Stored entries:
════════════════════
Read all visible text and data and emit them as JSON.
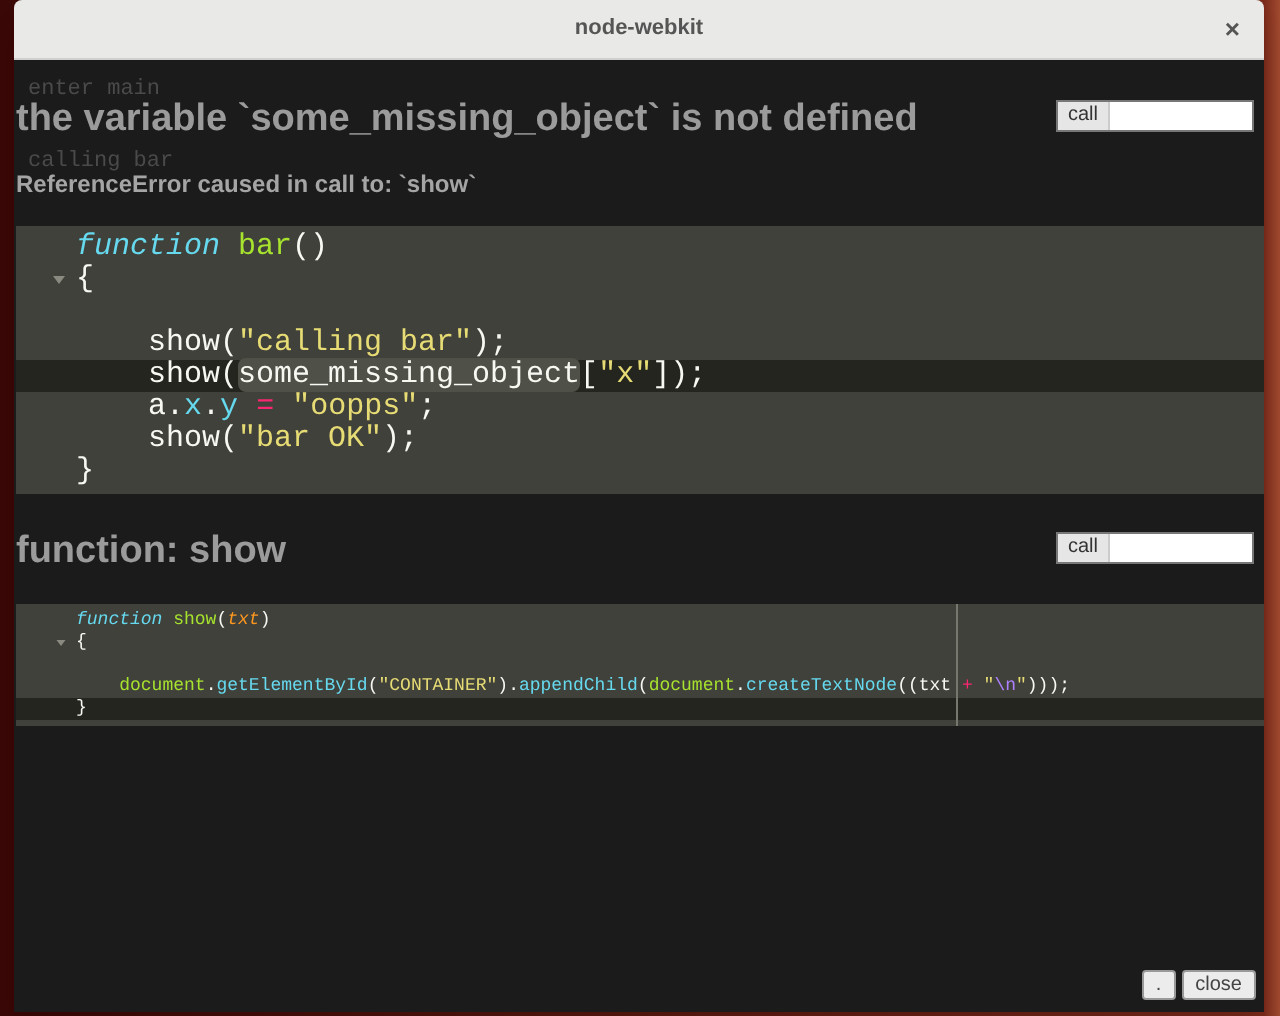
{
  "window": {
    "title": "node-webkit",
    "close": "×"
  },
  "console_log": [
    "enter main",
    "calling bar"
  ],
  "sections": [
    {
      "title": "the variable `some_missing_object` is not defined",
      "subtitle": "ReferenceError caused in call to: `show`",
      "call_button": "call",
      "code": {
        "lines": [
          {
            "active": false,
            "foldable": false,
            "tokens": [
              {
                "kind": "keyword",
                "text": "function "
              },
              {
                "kind": "def",
                "text": "bar"
              },
              {
                "kind": "plain",
                "text": "()"
              }
            ]
          },
          {
            "active": false,
            "foldable": true,
            "tokens": [
              {
                "kind": "plain",
                "text": "{"
              }
            ]
          },
          {
            "active": false,
            "foldable": false
          },
          {
            "active": false,
            "foldable": false,
            "tokens": [
              {
                "kind": "plain",
                "text": "    show("
              },
              {
                "kind": "string",
                "text": "\"calling bar\""
              },
              {
                "kind": "plain",
                "text": ");"
              }
            ]
          },
          {
            "active": true,
            "foldable": false,
            "tokens": [
              {
                "kind": "plain",
                "text": "    show("
              },
              {
                "kind": "match",
                "text": "some_missing_object"
              },
              {
                "kind": "plain",
                "text": "["
              },
              {
                "kind": "string",
                "text": "\"x\""
              },
              {
                "kind": "plain",
                "text": "]);"
              }
            ]
          },
          {
            "active": false,
            "foldable": false,
            "tokens": [
              {
                "kind": "plain",
                "text": "    a."
              },
              {
                "kind": "property",
                "text": "x"
              },
              {
                "kind": "plain",
                "text": "."
              },
              {
                "kind": "property",
                "text": "y"
              },
              {
                "kind": "operator",
                "text": " = "
              },
              {
                "kind": "string",
                "text": "\"oopps\""
              },
              {
                "kind": "plain",
                "text": ";"
              }
            ]
          },
          {
            "active": false,
            "foldable": false,
            "tokens": [
              {
                "kind": "plain",
                "text": "    show("
              },
              {
                "kind": "string",
                "text": "\"bar OK\""
              },
              {
                "kind": "plain",
                "text": ");"
              }
            ]
          },
          {
            "active": false,
            "foldable": false,
            "tokens": [
              {
                "kind": "plain",
                "text": "}"
              }
            ]
          }
        ]
      }
    },
    {
      "title": "function: show",
      "call_button": "call",
      "code": {
        "lines": [
          {
            "active": false,
            "foldable": false,
            "tokens": [
              {
                "kind": "keyword",
                "text": "function "
              },
              {
                "kind": "def",
                "text": "show"
              },
              {
                "kind": "plain",
                "text": "("
              },
              {
                "kind": "param",
                "text": "txt"
              },
              {
                "kind": "plain",
                "text": ")"
              }
            ]
          },
          {
            "active": false,
            "foldable": true,
            "tokens": [
              {
                "kind": "plain",
                "text": "{"
              }
            ]
          },
          {
            "active": false,
            "foldable": false
          },
          {
            "active": false,
            "foldable": false,
            "tokens": [
              {
                "kind": "def",
                "text": "    document"
              },
              {
                "kind": "plain",
                "text": "."
              },
              {
                "kind": "property",
                "text": "getElementById"
              },
              {
                "kind": "plain",
                "text": "("
              },
              {
                "kind": "string",
                "text": "\"CONTAINER\""
              },
              {
                "kind": "plain",
                "text": ")."
              },
              {
                "kind": "property",
                "text": "appendChild"
              },
              {
                "kind": "plain",
                "text": "("
              },
              {
                "kind": "def",
                "text": "document"
              },
              {
                "kind": "plain",
                "text": "."
              },
              {
                "kind": "property",
                "text": "createTextNode"
              },
              {
                "kind": "plain",
                "text": "((txt"
              },
              {
                "kind": "operator",
                "text": " + "
              },
              {
                "kind": "string",
                "text": "\""
              },
              {
                "kind": "escape",
                "text": "\\n"
              },
              {
                "kind": "string",
                "text": "\""
              },
              {
                "kind": "plain",
                "text": ")));"
              }
            ]
          },
          {
            "active": true,
            "foldable": false,
            "tokens": [
              {
                "kind": "plain",
                "text": "}"
              }
            ]
          }
        ]
      }
    }
  ],
  "footer_buttons": [
    ".",
    "close"
  ]
}
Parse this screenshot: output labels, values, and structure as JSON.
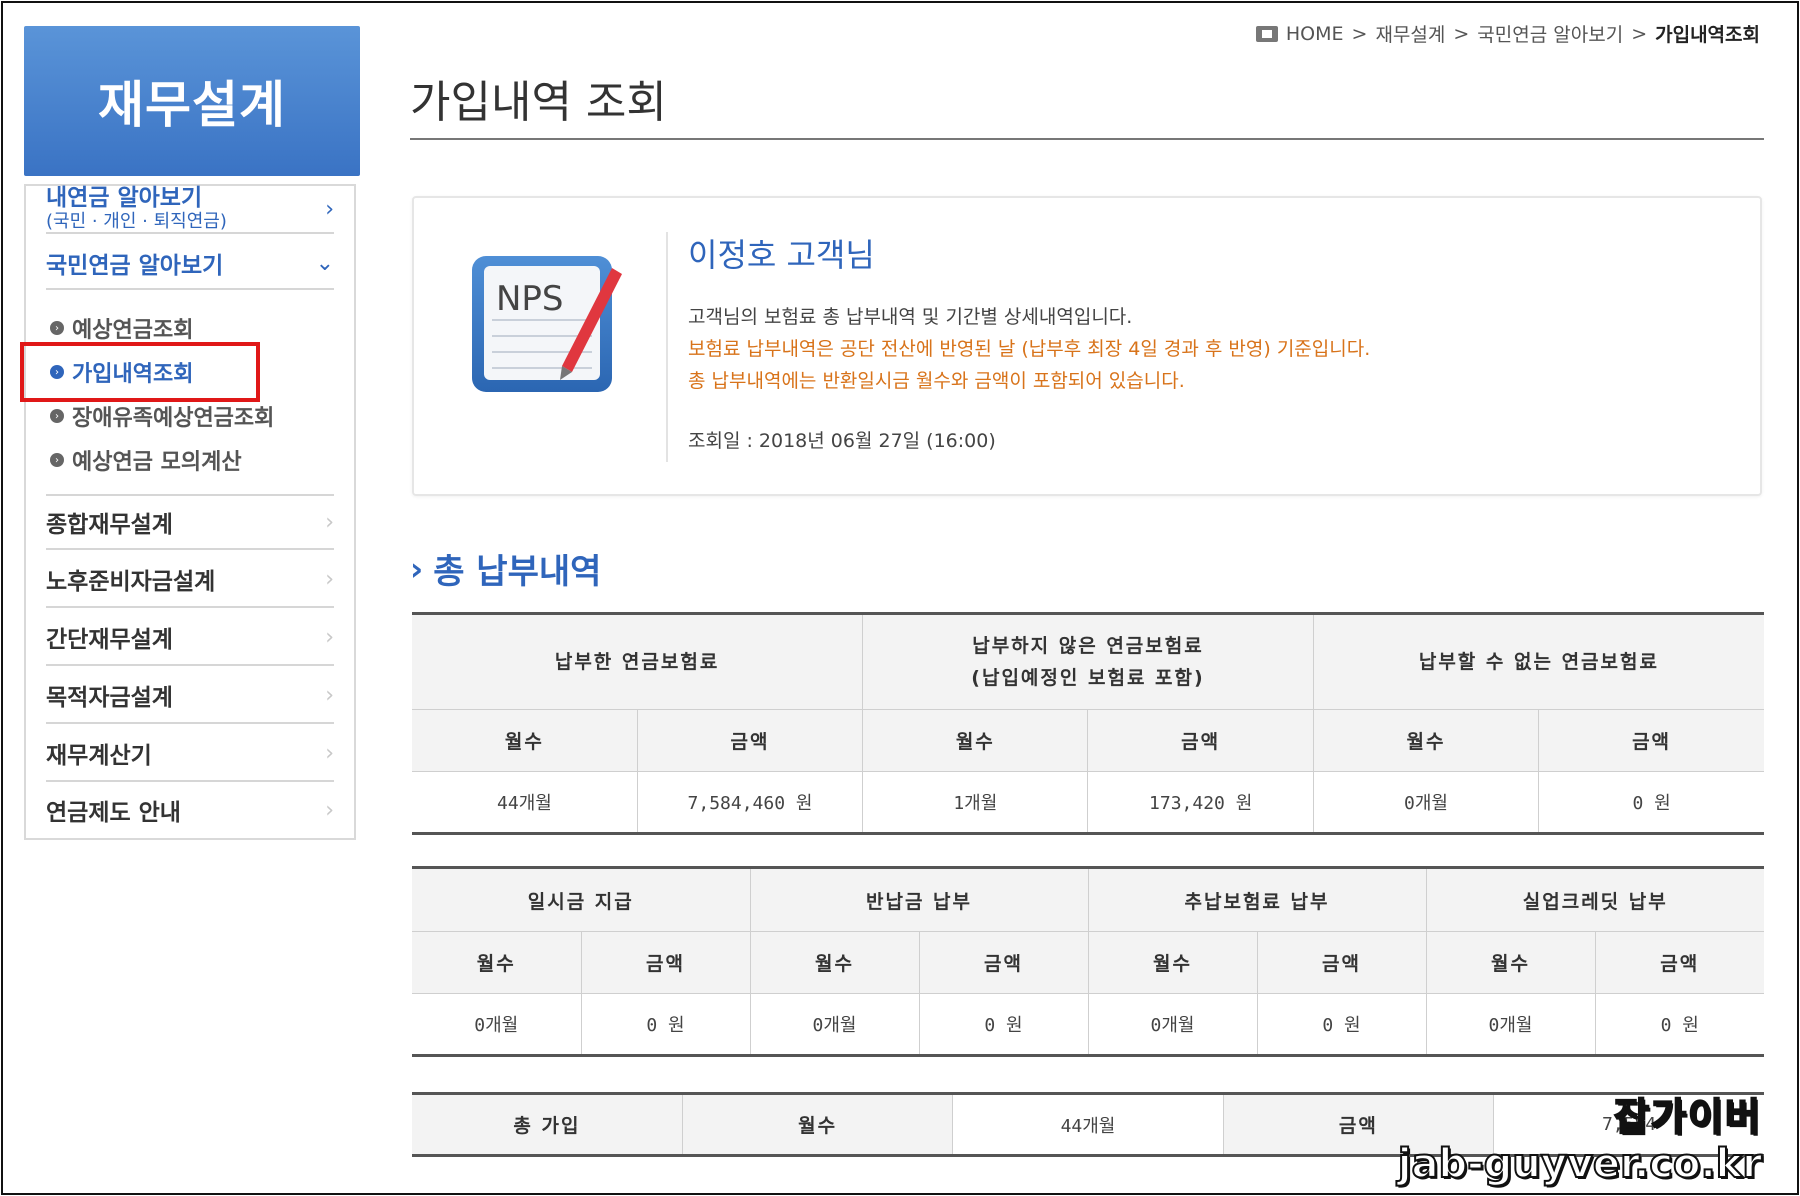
{
  "breadcrumb": {
    "home": "HOME",
    "sep": ">",
    "level1": "재무설계",
    "level2": "국민연금 알아보기",
    "current": "가입내역조회"
  },
  "page": {
    "title": "가입내역 조회"
  },
  "sidebar": {
    "header": "재무설계",
    "item_mypension": {
      "label": "내연금 알아보기",
      "sub": "(국민 · 개인 · 퇴직연금)"
    },
    "item_nps": {
      "label": "국민연금 알아보기"
    },
    "sub_items": [
      "예상연금조회",
      "가입내역조회",
      "장애유족예상연금조회",
      "예상연금 모의계산"
    ],
    "items": [
      "종합재무설계",
      "노후준비자금설계",
      "간단재무설계",
      "목적자금설계",
      "재무계산기",
      "연금제도 안내"
    ],
    "chevron": "›",
    "chevron_down": "⌄"
  },
  "info": {
    "icon_text": "NPS",
    "customer": "이정호 고객님",
    "line1": "고객님의 보험료 총 납부내역 및 기간별 상세내역입니다.",
    "line2": "보험료 납부내역은 공단 전산에 반영된 날 (납부후 최장 4일 경과 후 반영) 기준입니다.",
    "line3": "총 납부내역에는 반환일시금 월수와 금액이 포함되어 있습니다.",
    "query_date": "조회일 : 2018년 06월 27일 (16:00)"
  },
  "section": {
    "arrow": "›",
    "title": "총 납부내역"
  },
  "table1": {
    "groups": [
      {
        "l1": "납부한 연금보험료",
        "l2": ""
      },
      {
        "l1": "납부하지 않은 연금보험료",
        "l2": "(납입예정인 보험료 포함)"
      },
      {
        "l1": "납부할 수 없는 연금보험료",
        "l2": ""
      }
    ],
    "sub_month": "월수",
    "sub_amount": "금액",
    "values": [
      "44개월",
      "7,584,460 원",
      "1개월",
      "173,420 원",
      "0개월",
      "0 원"
    ]
  },
  "table2": {
    "groups": [
      "일시금 지급",
      "반납금 납부",
      "추납보험료 납부",
      "실업크레딧 납부"
    ],
    "sub_month": "월수",
    "sub_amount": "금액",
    "values": [
      "0개월",
      "0 원",
      "0개월",
      "0 원",
      "0개월",
      "0 원",
      "0개월",
      "0 원"
    ]
  },
  "table3": {
    "label": "총 가입",
    "month_label": "월수",
    "month_value": "44개월",
    "amount_label": "금액",
    "amount_value": "7,584"
  },
  "watermark": {
    "line1": "잡가이버",
    "line2": "jab-guyver.co.kr"
  },
  "colors": {
    "accent": "#2f65bb",
    "warning": "#d8731a",
    "highlight": "#e01818"
  }
}
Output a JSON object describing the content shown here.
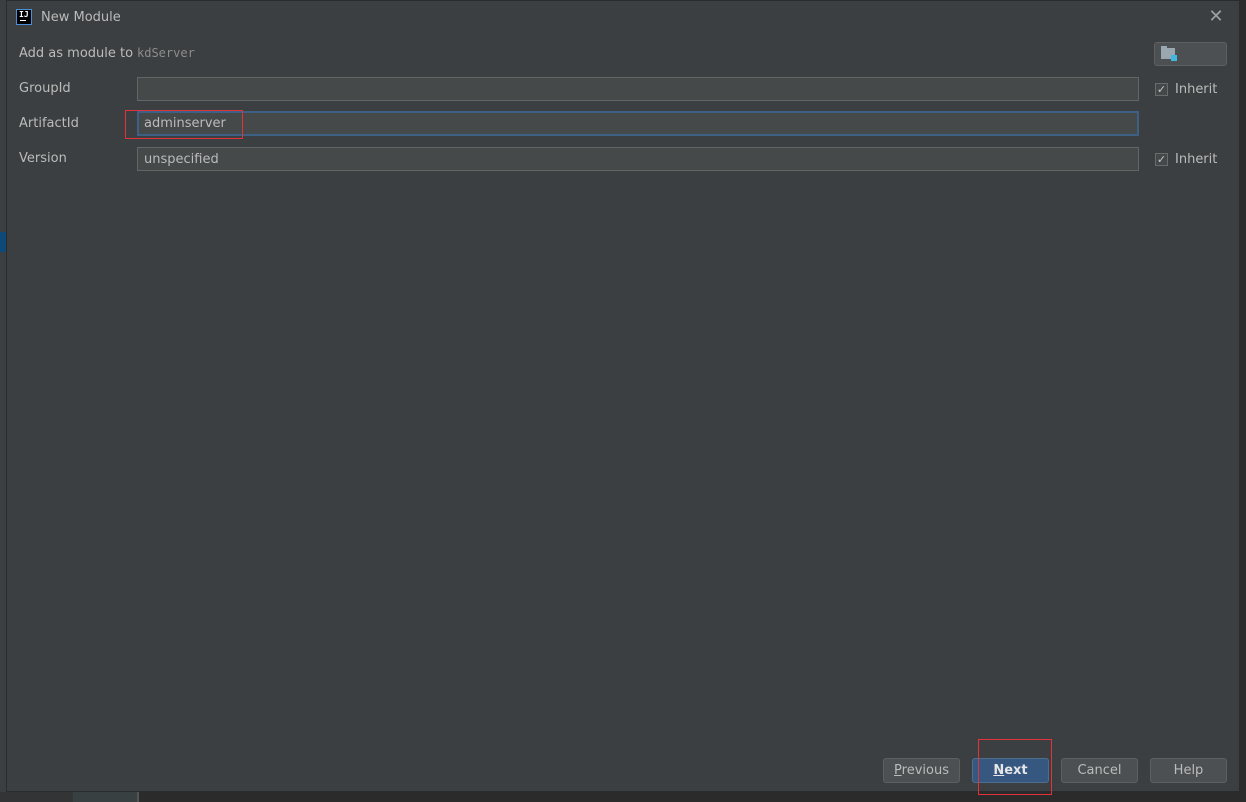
{
  "dialog": {
    "title": "New Module",
    "app_icon": "intellij-idea-icon",
    "close_icon": "close-icon"
  },
  "form": {
    "add_as_module": {
      "label": "Add as module to",
      "value": "kdServer",
      "browse_icon": "folder-icon"
    },
    "group_id": {
      "label": "GroupId",
      "value": "",
      "inherit_label": "Inherit",
      "inherit_checked": true
    },
    "artifact_id": {
      "label": "ArtifactId",
      "value": "adminserver"
    },
    "version": {
      "label": "Version",
      "value": "unspecified",
      "inherit_label": "Inherit",
      "inherit_checked": true
    }
  },
  "buttons": {
    "previous": {
      "mnemonic": "P",
      "rest": "revious"
    },
    "next": {
      "mnemonic": "N",
      "rest": "ext"
    },
    "cancel": "Cancel",
    "help": "Help"
  },
  "colors": {
    "dialog_bg": "#3c3f41",
    "primary_button": "#365880",
    "focus_border": "#3d6185",
    "annotation_red": "#e0333a"
  }
}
════════════════════
• _To be done_
Copy out each line word for word, please, skipping the images.

• _Solved problem_
Read all visible text and data and emit them as JSON.
{
  "window": {
    "title": "node-webkit",
    "close": "×"
  },
  "console_log": [
    "enter main",
    "calling bar"
  ],
  "sections": [
    {
      "title": "the variable `some_missing_object` is not defined",
      "subtitle": "ReferenceError caused in call to: `show`",
      "call_button": "call",
      "code": {
        "lines": [
          {
            "active": false,
            "foldable": false,
            "tokens": [
              {
                "kind": "keyword",
                "text": "function "
              },
              {
                "kind": "def",
                "text": "bar"
              },
              {
                "kind": "plain",
                "text": "()"
              }
            ]
          },
          {
            "active": false,
            "foldable": true,
            "tokens": [
              {
                "kind": "plain",
                "text": "{"
              }
            ]
          },
          {
            "active": false,
            "foldable": false
          },
          {
            "active": false,
            "foldable": false,
            "tokens": [
              {
                "kind": "plain",
                "text": "    show("
              },
              {
                "kind": "string",
                "text": "\"calling bar\""
              },
              {
                "kind": "plain",
                "text": ");"
              }
            ]
          },
          {
            "active": true,
            "foldable": false,
            "tokens": [
              {
                "kind": "plain",
                "text": "    show("
              },
              {
                "kind": "match",
                "text": "some_missing_object"
              },
              {
                "kind": "plain",
                "text": "["
              },
              {
                "kind": "string",
                "text": "\"x\""
              },
              {
                "kind": "plain",
                "text": "]);"
              }
            ]
          },
          {
            "active": false,
            "foldable": false,
            "tokens": [
              {
                "kind": "plain",
                "text": "    a."
              },
              {
                "kind": "property",
                "text": "x"
              },
              {
                "kind": "plain",
                "text": "."
              },
              {
                "kind": "property",
                "text": "y"
              },
              {
                "kind": "operator",
                "text": " = "
              },
              {
                "kind": "string",
                "text": "\"oopps\""
              },
              {
                "kind": "plain",
                "text": ";"
              }
            ]
          },
          {
            "active": false,
            "foldable": false,
            "tokens": [
              {
                "kind": "plain",
                "text": "    show("
              },
              {
                "kind": "string",
                "text": "\"bar OK\""
              },
              {
                "kind": "plain",
                "text": ");"
              }
            ]
          },
          {
            "active": false,
            "foldable": false,
            "tokens": [
              {
                "kind": "plain",
                "text": "}"
              }
            ]
          }
        ]
      }
    },
    {
      "title": "function: show",
      "call_button": "call",
      "code": {
        "lines": [
          {
            "active": false,
            "foldable": false,
            "tokens": [
              {
                "kind": "keyword",
                "text": "function "
              },
              {
                "kind": "def",
                "text": "show"
              },
              {
                "kind": "plain",
                "text": "("
              },
              {
                "kind": "param",
                "text": "txt"
              },
              {
                "kind": "plain",
                "text": ")"
              }
            ]
          },
          {
            "active": false,
            "foldable": true,
            "tokens": [
              {
                "kind": "plain",
                "text": "{"
              }
            ]
          },
          {
            "active": false,
            "foldable": false
          },
          {
            "active": false,
            "foldable": false,
            "tokens": [
              {
                "kind": "def",
                "text": "    document"
              },
              {
                "kind": "plain",
                "text": "."
              },
              {
                "kind": "property",
                "text": "getElementById"
              },
              {
                "kind": "plain",
                "text": "("
              },
              {
                "kind": "string",
                "text": "\"CONTAINER\""
              },
              {
                "kind": "plain",
                "text": ")."
              },
              {
                "kind": "property",
                "text": "appendChild"
              },
              {
                "kind": "plain",
                "text": "("
              },
              {
                "kind": "def",
                "text": "document"
              },
              {
                "kind": "plain",
                "text": "."
              },
              {
                "kind": "property",
                "text": "createTextNode"
              },
              {
                "kind": "plain",
                "text": "((txt"
              },
              {
                "kind": "operator",
                "text": " + "
              },
              {
                "kind": "string",
                "text": "\""
              },
              {
                "kind": "escape",
                "text": "\\n"
              },
              {
                "kind": "string",
                "text": "\""
              },
              {
                "kind": "plain",
                "text": ")));"
              }
            ]
          },
          {
            "active": true,
            "foldable": false,
            "tokens": [
              {
                "kind": "plain",
                "text": "}"
              }
            ]
          }
        ]
      }
    }
  ],
  "footer_buttons": [
    ".",
    "close"
  ]
}
Parse this screenshot: output labels, values, and structure as JSON.
{
  "breadcrumb": {
    "home": "HOME",
    "sep": ">",
    "level1": "재무설계",
    "level2": "국민연금 알아보기",
    "current": "가입내역조회"
  },
  "page": {
    "title": "가입내역 조회"
  },
  "sidebar": {
    "header": "재무설계",
    "item_mypension": {
      "label": "내연금 알아보기",
      "sub": "(국민 · 개인 · 퇴직연금)"
    },
    "item_nps": {
      "label": "국민연금 알아보기"
    },
    "sub_items": [
      "예상연금조회",
      "가입내역조회",
      "장애유족예상연금조회",
      "예상연금 모의계산"
    ],
    "items": [
      "종합재무설계",
      "노후준비자금설계",
      "간단재무설계",
      "목적자금설계",
      "재무계산기",
      "연금제도 안내"
    ],
    "chevron": "›",
    "chevron_down": "⌄"
  },
  "info": {
    "icon_text": "NPS",
    "customer": "이정호 고객님",
    "line1": "고객님의 보험료 총 납부내역 및 기간별 상세내역입니다.",
    "line2": "보험료 납부내역은 공단 전산에 반영된 날 (납부후 최장 4일 경과 후 반영) 기준입니다.",
    "line3": "총 납부내역에는 반환일시금 월수와 금액이 포함되어 있습니다.",
    "query_date": "조회일 : 2018년 06월 27일 (16:00)"
  },
  "section": {
    "arrow": "›",
    "title": "총 납부내역"
  },
  "table1": {
    "groups": [
      {
        "l1": "납부한 연금보험료",
        "l2": ""
      },
      {
        "l1": "납부하지 않은 연금보험료",
        "l2": "(납입예정인 보험료 포함)"
      },
      {
        "l1": "납부할 수 없는 연금보험료",
        "l2": ""
      }
    ],
    "sub_month": "월수",
    "sub_amount": "금액",
    "values": [
      "44개월",
      "7,584,460 원",
      "1개월",
      "173,420 원",
      "0개월",
      "0 원"
    ]
  },
  "table2": {
    "groups": [
      "일시금 지급",
      "반납금 납부",
      "추납보험료 납부",
      "실업크레딧 납부"
    ],
    "sub_month": "월수",
    "sub_amount": "금액",
    "values": [
      "0개월",
      "0 원",
      "0개월",
      "0 원",
      "0개월",
      "0 원",
      "0개월",
      "0 원"
    ]
  },
  "table3": {
    "label": "총 가입",
    "month_label": "월수",
    "month_value": "44개월",
    "amount_label": "금액",
    "amount_value": "7,584"
  },
  "watermark": {
    "line1": "잡가이버",
    "line2": "jab-guyver.co.kr"
  },
  "colors": {
    "accent": "#2f65bb",
    "warning": "#d8731a",
    "highlight": "#e01818"
  }
}
Output a JSON object describing the content shown here.
{
  "dialog": {
    "title": "New Module",
    "app_icon": "intellij-idea-icon",
    "close_icon": "close-icon"
  },
  "form": {
    "add_as_module": {
      "label": "Add as module to",
      "value": "kdServer",
      "browse_icon": "folder-icon"
    },
    "group_id": {
      "label": "GroupId",
      "value": "",
      "inherit_label": "Inherit",
      "inherit_checked": true
    },
    "artifact_id": {
      "label": "ArtifactId",
      "value": "adminserver"
    },
    "version": {
      "label": "Version",
      "value": "unspecified",
      "inherit_label": "Inherit",
      "inherit_checked": true
    }
  },
  "buttons": {
    "previous": {
      "mnemonic": "P",
      "rest": "revious"
    },
    "next": {
      "mnemonic": "N",
      "rest": "ext"
    },
    "cancel": "Cancel",
    "help": "Help"
  },
  "colors": {
    "dialog_bg": "#3c3f41",
    "primary_button": "#365880",
    "focus_border": "#3d6185",
    "annotation_red": "#e0333a"
  }
}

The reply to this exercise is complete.